■ **Exercise input**
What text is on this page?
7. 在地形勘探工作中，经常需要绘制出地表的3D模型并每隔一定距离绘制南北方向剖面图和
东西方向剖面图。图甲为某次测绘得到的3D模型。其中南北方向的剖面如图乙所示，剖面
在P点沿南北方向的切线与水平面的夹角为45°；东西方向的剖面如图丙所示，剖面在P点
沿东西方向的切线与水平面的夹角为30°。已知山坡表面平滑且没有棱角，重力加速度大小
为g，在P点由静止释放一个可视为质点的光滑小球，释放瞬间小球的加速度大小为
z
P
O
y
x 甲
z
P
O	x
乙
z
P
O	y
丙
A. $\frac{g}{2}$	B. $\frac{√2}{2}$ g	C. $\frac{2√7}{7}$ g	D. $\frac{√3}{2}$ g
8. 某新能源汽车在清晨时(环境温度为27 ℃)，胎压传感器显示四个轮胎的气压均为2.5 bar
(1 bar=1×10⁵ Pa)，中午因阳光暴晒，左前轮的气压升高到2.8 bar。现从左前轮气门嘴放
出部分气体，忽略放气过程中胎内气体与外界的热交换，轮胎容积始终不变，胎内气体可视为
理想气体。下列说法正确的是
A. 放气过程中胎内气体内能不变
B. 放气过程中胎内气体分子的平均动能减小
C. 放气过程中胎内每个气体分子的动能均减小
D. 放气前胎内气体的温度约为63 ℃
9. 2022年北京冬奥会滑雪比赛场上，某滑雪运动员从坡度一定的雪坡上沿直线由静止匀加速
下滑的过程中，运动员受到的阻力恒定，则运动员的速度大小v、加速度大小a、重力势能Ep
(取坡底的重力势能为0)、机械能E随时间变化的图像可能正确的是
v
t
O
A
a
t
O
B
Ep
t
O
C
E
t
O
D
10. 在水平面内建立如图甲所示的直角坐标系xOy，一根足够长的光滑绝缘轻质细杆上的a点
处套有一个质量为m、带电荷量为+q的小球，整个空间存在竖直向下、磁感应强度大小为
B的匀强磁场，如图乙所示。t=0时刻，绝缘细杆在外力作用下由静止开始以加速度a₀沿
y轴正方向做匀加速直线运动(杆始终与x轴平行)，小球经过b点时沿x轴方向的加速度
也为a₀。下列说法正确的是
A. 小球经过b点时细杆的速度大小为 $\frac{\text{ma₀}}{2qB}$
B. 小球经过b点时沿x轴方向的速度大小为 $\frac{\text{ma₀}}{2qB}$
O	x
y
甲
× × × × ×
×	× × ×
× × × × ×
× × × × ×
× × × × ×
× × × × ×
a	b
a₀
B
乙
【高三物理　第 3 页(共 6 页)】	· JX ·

■ **Problem statement**
Go through the material line by line. Show each line that contains the string "text".

■ **Full answer**
What text is on this page?
A. 小球经过b点时细杆的速度大小为 $\frac{\text{ma₀}}{2qB}$
B. 小球经过b点时沿x轴方向的速度大小为 $\frac{\text{ma₀}}{2qB}$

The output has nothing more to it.